## EXERCISE DETAILS
In the material below, find each line holding the string "states" and copy it.

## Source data
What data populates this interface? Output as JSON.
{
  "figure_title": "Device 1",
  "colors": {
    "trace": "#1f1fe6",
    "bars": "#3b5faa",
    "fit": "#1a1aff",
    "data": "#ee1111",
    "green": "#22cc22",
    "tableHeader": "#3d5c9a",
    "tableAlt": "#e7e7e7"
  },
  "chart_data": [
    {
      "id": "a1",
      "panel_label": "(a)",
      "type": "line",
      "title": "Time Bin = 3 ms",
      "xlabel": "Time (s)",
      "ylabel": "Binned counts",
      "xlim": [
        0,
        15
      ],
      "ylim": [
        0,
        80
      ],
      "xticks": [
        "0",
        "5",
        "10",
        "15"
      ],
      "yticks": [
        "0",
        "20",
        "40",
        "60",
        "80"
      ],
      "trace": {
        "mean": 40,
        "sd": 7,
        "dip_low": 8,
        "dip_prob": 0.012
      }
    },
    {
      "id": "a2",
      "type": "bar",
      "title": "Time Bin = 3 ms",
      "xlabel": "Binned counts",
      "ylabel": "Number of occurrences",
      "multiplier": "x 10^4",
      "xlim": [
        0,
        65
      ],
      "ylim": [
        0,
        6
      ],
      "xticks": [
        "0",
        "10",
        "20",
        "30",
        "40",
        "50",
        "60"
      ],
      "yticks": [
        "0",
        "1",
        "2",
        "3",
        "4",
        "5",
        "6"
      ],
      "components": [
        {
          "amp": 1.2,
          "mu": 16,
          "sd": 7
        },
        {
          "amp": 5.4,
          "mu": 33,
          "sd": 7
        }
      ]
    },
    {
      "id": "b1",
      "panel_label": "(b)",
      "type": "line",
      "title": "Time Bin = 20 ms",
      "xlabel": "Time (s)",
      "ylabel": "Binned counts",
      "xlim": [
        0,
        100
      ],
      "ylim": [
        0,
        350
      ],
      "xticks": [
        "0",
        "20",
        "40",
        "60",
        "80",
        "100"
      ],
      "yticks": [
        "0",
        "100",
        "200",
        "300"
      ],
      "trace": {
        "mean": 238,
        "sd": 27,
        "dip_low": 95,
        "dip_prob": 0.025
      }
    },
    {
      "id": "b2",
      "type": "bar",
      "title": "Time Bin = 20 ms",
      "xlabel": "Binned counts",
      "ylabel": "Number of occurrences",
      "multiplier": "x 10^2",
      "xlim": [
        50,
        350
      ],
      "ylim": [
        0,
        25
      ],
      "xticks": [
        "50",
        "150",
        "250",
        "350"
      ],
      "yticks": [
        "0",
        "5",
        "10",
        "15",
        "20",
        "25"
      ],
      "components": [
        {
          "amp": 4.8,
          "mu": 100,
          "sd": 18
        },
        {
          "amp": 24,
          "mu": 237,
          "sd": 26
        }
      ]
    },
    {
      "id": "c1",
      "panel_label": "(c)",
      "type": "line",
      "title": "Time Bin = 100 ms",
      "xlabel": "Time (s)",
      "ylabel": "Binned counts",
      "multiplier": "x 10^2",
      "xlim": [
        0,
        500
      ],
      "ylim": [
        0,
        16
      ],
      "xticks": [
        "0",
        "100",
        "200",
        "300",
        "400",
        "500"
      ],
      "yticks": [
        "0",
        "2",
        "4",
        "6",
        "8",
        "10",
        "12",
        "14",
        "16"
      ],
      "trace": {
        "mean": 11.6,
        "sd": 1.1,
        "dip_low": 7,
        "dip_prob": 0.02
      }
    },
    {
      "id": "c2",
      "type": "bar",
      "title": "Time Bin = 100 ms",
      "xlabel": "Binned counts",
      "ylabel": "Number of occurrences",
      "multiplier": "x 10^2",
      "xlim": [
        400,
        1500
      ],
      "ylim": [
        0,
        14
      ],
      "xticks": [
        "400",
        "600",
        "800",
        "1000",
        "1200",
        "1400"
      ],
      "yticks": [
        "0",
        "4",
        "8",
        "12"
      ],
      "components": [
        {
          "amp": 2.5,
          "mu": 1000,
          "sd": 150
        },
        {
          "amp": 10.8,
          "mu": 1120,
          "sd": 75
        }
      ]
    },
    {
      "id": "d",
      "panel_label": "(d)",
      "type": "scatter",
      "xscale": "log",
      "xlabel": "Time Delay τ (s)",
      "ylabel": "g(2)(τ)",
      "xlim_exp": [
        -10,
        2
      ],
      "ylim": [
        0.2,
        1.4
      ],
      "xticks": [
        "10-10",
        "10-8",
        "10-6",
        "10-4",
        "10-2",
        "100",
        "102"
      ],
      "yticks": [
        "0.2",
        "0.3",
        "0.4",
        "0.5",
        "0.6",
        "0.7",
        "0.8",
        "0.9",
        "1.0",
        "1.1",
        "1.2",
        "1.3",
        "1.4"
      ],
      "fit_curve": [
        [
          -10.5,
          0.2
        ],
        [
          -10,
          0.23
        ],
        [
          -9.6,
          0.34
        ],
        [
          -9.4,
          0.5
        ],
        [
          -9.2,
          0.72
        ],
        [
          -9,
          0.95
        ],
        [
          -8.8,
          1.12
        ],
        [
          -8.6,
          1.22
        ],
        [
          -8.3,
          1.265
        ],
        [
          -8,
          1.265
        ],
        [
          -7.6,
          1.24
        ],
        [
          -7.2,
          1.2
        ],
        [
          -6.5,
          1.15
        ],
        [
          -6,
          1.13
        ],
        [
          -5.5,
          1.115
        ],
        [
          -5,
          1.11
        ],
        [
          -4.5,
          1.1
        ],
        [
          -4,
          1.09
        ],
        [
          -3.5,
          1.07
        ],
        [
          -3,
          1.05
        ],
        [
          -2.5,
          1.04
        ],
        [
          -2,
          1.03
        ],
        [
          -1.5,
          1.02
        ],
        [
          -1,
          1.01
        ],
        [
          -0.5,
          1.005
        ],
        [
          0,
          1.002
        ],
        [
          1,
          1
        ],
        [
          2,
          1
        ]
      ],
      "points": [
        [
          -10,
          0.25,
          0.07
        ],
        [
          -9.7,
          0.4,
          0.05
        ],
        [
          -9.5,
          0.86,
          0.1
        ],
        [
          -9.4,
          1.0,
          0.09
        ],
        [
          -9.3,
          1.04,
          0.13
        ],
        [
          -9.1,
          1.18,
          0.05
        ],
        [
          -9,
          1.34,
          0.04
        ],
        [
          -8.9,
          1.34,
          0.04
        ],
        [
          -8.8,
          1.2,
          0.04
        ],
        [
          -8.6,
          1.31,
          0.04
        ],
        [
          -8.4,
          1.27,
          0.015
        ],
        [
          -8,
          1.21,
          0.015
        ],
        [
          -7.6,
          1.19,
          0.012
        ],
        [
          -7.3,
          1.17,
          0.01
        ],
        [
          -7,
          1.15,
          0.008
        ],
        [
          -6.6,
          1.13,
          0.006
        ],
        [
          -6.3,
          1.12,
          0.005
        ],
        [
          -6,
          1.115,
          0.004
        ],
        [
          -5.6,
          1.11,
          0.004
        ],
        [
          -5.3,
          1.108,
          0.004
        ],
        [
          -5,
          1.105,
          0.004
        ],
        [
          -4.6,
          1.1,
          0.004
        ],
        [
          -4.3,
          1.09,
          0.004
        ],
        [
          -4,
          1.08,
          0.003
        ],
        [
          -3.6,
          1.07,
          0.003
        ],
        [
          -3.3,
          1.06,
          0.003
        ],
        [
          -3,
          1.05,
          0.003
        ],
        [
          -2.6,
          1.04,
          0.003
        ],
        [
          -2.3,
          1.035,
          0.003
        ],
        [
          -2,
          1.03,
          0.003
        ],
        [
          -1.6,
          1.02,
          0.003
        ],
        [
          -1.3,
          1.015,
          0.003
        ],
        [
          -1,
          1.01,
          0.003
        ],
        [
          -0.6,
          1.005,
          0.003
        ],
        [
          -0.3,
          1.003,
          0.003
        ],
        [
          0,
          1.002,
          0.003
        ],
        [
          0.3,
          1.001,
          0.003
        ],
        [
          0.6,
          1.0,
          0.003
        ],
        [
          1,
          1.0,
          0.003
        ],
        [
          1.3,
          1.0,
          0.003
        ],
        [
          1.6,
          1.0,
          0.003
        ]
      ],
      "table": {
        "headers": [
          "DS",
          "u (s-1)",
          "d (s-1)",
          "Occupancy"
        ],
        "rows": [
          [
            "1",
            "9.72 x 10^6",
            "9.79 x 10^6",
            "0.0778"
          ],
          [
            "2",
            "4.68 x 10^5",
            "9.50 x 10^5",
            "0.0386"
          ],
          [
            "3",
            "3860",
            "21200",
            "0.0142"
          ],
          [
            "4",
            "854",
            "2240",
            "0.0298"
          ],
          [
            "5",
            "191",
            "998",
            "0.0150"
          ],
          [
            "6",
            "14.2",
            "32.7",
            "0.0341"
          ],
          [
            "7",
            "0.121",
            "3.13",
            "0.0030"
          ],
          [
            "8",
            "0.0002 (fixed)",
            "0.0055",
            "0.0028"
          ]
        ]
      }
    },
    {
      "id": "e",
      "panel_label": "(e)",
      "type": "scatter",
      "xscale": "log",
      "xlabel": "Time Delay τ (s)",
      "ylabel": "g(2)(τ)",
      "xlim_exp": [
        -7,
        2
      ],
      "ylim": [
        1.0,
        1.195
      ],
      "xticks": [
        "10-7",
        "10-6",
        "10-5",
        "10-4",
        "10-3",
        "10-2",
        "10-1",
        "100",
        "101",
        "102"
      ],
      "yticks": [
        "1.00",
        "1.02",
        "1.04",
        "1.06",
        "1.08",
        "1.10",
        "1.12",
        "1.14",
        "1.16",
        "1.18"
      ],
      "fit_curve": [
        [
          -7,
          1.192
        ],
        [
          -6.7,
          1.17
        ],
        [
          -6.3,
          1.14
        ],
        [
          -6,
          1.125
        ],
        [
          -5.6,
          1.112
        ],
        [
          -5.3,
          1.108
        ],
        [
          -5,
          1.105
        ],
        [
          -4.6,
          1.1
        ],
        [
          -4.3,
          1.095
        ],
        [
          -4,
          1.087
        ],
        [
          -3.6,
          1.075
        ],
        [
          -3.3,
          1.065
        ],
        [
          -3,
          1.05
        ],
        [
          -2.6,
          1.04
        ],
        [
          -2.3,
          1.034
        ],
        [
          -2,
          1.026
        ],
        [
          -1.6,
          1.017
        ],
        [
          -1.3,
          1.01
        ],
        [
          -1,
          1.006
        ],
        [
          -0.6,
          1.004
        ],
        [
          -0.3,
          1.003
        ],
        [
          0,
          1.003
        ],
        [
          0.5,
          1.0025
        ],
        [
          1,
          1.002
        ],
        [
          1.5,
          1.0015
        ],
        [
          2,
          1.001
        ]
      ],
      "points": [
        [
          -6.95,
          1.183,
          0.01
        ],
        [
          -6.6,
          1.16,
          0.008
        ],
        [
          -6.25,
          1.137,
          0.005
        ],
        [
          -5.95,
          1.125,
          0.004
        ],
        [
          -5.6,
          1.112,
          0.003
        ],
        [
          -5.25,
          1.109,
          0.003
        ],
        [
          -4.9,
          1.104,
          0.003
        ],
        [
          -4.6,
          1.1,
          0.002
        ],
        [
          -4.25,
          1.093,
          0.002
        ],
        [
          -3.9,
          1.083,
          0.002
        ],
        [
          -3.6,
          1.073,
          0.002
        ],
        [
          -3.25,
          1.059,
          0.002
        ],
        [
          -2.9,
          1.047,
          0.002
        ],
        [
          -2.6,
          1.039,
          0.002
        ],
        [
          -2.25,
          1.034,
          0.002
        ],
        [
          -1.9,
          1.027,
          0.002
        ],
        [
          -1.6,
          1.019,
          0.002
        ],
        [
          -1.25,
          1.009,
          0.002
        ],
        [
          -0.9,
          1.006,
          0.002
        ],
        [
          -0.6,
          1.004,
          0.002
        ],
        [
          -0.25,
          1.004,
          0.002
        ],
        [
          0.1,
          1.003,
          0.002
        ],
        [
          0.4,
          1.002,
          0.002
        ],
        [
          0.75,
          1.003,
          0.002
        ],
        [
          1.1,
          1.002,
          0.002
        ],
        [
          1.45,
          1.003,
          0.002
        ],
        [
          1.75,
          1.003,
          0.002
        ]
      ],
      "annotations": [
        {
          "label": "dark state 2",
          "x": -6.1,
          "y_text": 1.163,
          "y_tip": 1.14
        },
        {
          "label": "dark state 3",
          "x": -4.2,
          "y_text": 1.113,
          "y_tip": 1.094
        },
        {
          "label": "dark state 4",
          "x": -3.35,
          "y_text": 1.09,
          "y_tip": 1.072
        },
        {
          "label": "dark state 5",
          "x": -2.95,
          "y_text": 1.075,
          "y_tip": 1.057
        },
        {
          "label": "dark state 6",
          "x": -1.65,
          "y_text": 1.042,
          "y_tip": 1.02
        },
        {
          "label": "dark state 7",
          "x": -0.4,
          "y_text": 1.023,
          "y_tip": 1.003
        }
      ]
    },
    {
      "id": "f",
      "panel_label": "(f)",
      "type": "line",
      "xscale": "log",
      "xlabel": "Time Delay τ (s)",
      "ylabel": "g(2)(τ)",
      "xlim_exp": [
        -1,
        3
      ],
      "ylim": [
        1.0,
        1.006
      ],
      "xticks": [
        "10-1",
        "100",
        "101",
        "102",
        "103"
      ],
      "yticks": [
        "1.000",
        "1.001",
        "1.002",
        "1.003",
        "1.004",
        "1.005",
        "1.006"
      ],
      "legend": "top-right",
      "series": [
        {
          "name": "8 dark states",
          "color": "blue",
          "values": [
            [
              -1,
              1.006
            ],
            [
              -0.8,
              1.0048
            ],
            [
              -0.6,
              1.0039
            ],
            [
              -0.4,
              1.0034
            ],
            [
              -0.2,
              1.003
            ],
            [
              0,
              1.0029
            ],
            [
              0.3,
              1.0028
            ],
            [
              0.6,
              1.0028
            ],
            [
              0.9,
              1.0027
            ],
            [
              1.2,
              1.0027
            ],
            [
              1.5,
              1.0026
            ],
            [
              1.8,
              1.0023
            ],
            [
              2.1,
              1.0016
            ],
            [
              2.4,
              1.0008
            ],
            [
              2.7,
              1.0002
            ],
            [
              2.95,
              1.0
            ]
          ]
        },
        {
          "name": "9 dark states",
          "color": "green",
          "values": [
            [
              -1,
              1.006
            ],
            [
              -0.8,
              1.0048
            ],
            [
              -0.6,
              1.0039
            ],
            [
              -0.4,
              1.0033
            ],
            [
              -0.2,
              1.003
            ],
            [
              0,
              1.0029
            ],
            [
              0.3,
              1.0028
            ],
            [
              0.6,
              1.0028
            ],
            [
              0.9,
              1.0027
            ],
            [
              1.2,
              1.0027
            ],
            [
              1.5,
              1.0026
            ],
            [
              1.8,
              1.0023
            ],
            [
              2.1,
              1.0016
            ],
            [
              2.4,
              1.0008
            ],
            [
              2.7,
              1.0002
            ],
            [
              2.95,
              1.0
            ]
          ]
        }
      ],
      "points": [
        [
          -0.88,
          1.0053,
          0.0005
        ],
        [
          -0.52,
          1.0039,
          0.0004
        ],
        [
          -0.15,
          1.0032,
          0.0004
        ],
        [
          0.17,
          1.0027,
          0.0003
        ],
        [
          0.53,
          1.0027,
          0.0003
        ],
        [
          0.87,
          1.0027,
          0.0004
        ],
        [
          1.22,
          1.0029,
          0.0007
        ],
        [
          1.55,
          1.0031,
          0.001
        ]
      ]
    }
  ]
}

## FULL OUTPUT
          "name": "8 dark states",
          "name": "9 dark states",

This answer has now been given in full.